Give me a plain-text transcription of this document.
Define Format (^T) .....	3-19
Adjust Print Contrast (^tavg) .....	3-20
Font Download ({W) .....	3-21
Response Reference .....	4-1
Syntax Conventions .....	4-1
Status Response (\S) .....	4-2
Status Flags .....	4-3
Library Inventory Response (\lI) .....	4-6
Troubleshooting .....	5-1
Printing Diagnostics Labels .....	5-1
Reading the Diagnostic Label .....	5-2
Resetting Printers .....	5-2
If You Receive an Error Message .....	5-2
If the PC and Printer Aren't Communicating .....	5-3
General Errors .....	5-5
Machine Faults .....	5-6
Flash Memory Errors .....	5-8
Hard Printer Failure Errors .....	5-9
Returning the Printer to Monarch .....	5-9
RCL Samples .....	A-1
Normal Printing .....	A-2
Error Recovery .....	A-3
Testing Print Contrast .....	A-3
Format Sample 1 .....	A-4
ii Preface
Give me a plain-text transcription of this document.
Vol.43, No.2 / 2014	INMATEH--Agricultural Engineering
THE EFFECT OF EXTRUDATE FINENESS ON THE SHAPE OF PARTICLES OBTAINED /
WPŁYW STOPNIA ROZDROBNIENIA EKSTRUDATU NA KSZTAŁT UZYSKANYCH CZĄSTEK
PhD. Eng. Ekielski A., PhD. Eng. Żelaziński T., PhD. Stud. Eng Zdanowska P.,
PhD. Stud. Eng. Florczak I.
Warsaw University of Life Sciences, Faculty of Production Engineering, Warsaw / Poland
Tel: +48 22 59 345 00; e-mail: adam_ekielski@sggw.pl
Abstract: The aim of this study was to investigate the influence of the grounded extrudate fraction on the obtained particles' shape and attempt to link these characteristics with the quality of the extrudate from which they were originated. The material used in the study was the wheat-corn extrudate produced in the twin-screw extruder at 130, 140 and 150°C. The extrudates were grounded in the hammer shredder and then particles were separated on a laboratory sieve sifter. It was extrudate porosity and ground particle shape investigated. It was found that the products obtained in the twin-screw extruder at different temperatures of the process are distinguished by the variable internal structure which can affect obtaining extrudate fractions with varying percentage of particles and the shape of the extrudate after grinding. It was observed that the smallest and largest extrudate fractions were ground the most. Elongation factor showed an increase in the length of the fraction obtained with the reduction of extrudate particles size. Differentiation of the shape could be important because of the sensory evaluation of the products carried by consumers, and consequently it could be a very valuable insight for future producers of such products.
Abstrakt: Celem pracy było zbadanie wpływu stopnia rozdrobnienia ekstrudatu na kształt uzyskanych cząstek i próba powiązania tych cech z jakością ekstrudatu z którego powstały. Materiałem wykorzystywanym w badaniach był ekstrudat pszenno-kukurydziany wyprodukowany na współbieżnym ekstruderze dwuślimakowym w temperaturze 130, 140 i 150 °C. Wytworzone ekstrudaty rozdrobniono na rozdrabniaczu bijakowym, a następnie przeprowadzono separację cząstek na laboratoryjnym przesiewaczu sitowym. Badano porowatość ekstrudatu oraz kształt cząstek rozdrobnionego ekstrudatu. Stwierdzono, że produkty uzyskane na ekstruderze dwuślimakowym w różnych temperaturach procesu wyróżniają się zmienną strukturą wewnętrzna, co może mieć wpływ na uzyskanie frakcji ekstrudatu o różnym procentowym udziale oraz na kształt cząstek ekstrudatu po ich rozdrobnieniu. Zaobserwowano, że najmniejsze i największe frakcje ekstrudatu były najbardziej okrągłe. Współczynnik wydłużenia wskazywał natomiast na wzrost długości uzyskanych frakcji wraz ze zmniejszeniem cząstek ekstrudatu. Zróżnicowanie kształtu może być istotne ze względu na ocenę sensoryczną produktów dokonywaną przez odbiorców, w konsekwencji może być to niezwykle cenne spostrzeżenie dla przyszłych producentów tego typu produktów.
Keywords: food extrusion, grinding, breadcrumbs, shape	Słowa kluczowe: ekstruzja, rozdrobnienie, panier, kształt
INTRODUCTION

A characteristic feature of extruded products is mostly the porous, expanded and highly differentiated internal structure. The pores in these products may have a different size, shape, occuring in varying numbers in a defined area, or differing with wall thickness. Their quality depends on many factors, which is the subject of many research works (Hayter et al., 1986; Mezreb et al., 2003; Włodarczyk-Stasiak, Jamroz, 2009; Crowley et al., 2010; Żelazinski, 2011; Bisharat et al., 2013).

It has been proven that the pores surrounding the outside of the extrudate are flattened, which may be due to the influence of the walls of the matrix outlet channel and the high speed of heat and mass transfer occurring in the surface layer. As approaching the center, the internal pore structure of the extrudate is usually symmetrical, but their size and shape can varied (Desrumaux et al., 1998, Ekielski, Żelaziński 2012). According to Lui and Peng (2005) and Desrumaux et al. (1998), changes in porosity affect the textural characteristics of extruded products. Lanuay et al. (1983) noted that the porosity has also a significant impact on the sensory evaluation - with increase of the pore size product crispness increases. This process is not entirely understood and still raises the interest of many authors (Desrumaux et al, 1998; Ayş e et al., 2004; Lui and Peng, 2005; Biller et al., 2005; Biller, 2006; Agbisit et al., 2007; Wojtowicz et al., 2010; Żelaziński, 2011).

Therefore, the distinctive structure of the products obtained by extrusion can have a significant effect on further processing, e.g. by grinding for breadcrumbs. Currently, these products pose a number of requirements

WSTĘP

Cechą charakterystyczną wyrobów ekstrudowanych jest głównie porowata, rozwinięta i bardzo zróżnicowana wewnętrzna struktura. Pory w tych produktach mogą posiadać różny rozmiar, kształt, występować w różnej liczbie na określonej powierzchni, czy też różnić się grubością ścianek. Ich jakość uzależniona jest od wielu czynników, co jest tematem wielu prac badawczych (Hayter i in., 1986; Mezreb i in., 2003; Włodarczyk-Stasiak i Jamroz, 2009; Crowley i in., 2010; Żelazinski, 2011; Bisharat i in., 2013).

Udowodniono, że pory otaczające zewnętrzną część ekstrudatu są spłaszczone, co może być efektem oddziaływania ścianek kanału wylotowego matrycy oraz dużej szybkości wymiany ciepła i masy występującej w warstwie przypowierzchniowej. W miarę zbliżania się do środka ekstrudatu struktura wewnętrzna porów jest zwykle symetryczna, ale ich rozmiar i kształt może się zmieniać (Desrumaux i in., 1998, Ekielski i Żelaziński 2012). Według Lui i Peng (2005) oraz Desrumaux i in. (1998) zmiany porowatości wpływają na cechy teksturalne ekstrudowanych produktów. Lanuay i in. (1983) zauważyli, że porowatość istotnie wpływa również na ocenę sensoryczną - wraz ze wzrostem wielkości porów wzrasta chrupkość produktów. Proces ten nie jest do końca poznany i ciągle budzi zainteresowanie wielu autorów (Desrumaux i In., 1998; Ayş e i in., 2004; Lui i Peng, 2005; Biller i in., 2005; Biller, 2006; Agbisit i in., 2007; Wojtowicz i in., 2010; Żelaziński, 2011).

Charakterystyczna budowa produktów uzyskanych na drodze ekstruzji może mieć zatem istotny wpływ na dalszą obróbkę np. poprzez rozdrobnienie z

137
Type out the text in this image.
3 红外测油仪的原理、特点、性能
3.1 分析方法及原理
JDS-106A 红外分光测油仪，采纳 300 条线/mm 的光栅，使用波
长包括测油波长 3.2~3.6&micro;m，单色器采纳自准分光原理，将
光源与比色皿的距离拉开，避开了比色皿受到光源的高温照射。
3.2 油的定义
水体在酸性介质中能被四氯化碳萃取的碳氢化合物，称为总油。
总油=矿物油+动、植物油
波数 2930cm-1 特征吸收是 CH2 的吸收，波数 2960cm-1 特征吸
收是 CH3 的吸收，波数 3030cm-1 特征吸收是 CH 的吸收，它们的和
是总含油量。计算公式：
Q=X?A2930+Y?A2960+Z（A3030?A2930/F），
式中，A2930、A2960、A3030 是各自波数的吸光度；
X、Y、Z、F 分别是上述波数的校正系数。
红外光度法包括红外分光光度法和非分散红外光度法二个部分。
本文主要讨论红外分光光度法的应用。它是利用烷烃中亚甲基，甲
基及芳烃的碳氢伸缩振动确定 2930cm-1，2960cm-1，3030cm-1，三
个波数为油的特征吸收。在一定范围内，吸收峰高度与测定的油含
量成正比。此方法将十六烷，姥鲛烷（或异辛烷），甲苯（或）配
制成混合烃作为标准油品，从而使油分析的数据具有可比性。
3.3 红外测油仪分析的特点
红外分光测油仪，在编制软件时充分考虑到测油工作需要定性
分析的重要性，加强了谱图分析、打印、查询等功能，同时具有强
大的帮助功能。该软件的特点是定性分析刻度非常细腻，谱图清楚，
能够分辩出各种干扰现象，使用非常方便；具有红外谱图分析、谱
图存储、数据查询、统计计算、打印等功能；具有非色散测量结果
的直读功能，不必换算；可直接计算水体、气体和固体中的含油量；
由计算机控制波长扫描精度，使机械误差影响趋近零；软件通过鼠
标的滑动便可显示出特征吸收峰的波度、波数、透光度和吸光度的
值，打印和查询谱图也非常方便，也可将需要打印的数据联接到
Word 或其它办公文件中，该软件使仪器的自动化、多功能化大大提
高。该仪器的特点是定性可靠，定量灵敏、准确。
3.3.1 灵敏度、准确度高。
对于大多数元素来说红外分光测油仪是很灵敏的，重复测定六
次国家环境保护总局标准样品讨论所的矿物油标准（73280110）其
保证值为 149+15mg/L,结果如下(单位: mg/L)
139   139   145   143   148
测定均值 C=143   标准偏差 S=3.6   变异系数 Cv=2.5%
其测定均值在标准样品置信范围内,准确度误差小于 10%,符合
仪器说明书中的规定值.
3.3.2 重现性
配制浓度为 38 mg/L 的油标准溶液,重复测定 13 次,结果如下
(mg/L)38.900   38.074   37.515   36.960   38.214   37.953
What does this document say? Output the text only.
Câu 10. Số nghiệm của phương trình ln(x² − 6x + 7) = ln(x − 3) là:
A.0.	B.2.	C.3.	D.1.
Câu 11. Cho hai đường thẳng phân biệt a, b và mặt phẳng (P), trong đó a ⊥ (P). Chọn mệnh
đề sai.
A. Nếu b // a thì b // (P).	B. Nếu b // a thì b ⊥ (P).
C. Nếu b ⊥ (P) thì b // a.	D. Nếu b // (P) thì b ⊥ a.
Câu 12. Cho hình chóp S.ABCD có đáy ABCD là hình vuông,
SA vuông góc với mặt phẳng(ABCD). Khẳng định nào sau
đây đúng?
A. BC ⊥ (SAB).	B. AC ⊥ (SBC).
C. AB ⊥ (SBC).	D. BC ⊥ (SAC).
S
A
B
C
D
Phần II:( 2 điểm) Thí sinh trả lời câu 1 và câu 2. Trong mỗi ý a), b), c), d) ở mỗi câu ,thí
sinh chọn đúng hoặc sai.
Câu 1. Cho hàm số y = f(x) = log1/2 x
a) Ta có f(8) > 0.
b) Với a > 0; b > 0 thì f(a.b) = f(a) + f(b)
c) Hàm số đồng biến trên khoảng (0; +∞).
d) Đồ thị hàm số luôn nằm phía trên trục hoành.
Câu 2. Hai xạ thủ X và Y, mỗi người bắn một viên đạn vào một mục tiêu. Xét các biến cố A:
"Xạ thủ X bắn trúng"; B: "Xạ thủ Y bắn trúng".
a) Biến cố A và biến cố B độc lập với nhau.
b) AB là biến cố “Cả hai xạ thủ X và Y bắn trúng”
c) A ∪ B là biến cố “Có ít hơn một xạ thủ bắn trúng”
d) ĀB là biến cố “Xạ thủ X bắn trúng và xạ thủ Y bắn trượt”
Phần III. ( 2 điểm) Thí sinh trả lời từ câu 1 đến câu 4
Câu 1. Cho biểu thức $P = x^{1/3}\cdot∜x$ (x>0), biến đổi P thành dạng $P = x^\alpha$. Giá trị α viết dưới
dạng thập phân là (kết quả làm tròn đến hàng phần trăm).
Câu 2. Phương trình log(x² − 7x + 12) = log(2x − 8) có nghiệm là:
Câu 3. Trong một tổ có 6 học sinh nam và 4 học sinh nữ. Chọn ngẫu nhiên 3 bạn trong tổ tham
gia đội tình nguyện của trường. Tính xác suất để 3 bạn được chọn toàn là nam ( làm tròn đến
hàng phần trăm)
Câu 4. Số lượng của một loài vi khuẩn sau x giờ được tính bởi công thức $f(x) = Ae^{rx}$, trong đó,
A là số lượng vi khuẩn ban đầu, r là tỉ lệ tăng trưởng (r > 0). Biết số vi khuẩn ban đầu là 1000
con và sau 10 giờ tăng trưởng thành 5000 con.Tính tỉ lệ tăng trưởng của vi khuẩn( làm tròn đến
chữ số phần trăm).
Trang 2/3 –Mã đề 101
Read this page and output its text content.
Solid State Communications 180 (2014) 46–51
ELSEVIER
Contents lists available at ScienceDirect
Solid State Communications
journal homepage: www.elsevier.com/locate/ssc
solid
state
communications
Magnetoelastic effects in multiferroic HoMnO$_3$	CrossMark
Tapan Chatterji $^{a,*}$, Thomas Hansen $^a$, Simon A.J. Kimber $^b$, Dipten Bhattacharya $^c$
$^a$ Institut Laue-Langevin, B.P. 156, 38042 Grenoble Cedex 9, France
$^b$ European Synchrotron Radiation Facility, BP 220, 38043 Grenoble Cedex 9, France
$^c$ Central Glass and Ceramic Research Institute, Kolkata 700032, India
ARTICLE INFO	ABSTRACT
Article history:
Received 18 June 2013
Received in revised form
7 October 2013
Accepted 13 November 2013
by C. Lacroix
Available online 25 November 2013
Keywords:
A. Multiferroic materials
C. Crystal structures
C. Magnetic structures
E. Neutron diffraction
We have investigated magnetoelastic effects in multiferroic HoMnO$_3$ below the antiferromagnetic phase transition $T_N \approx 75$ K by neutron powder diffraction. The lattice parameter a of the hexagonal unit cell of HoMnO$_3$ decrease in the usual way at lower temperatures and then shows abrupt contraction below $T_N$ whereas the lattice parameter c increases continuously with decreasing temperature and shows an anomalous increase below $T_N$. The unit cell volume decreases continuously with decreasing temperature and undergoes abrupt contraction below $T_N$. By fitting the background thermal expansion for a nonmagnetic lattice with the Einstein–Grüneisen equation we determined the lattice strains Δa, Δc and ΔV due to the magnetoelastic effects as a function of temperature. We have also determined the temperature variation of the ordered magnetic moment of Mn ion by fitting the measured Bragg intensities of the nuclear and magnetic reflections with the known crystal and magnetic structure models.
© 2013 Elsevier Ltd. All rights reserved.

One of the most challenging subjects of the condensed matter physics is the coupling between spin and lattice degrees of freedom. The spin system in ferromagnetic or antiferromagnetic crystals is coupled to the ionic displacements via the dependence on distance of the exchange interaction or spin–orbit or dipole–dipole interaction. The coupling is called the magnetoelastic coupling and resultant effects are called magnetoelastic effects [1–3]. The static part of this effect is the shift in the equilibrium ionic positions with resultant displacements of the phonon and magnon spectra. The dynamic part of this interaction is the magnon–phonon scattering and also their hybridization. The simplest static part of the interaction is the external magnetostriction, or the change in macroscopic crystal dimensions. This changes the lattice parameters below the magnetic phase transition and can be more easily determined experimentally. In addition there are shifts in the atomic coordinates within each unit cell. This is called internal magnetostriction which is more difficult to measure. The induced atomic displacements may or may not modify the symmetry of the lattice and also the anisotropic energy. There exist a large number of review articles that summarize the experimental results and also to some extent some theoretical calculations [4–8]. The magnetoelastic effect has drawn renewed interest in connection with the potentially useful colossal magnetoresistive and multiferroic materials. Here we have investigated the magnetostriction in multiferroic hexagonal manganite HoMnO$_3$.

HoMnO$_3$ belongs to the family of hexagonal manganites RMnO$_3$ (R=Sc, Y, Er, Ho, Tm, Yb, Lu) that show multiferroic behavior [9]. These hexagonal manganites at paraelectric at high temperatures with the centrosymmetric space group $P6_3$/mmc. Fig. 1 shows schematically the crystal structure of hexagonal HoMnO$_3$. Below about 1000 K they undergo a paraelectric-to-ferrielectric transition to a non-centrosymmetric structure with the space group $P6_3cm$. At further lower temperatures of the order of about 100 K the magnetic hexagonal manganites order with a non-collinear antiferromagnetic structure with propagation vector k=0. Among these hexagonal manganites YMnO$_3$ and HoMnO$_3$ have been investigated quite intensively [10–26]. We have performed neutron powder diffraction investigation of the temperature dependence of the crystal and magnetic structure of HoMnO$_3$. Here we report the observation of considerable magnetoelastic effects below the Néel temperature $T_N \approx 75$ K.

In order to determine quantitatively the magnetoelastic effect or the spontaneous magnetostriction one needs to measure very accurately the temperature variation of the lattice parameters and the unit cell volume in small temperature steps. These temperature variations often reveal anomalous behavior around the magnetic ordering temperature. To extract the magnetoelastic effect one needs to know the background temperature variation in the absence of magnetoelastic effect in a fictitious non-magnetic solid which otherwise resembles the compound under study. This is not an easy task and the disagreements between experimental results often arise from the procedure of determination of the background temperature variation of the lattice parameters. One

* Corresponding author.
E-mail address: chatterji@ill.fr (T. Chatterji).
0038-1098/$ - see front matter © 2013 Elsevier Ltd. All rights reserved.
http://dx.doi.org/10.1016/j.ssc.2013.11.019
---*---
REQUIREMENTS
Gather all lines from the listing above in which "trúng" occurs.

ANSWER TO THE TASK
"Xạ thủ X bắn trúng"; B: "Xạ thủ Y bắn trúng".
b) AB là biến cố “Cả hai xạ thủ X và Y bắn trúng”
c) A ∪ B là biến cố “Có ít hơn một xạ thủ bắn trúng”
d) ĀB là biến cố “Xạ thủ X bắn trúng và xạ thủ Y bắn trượt”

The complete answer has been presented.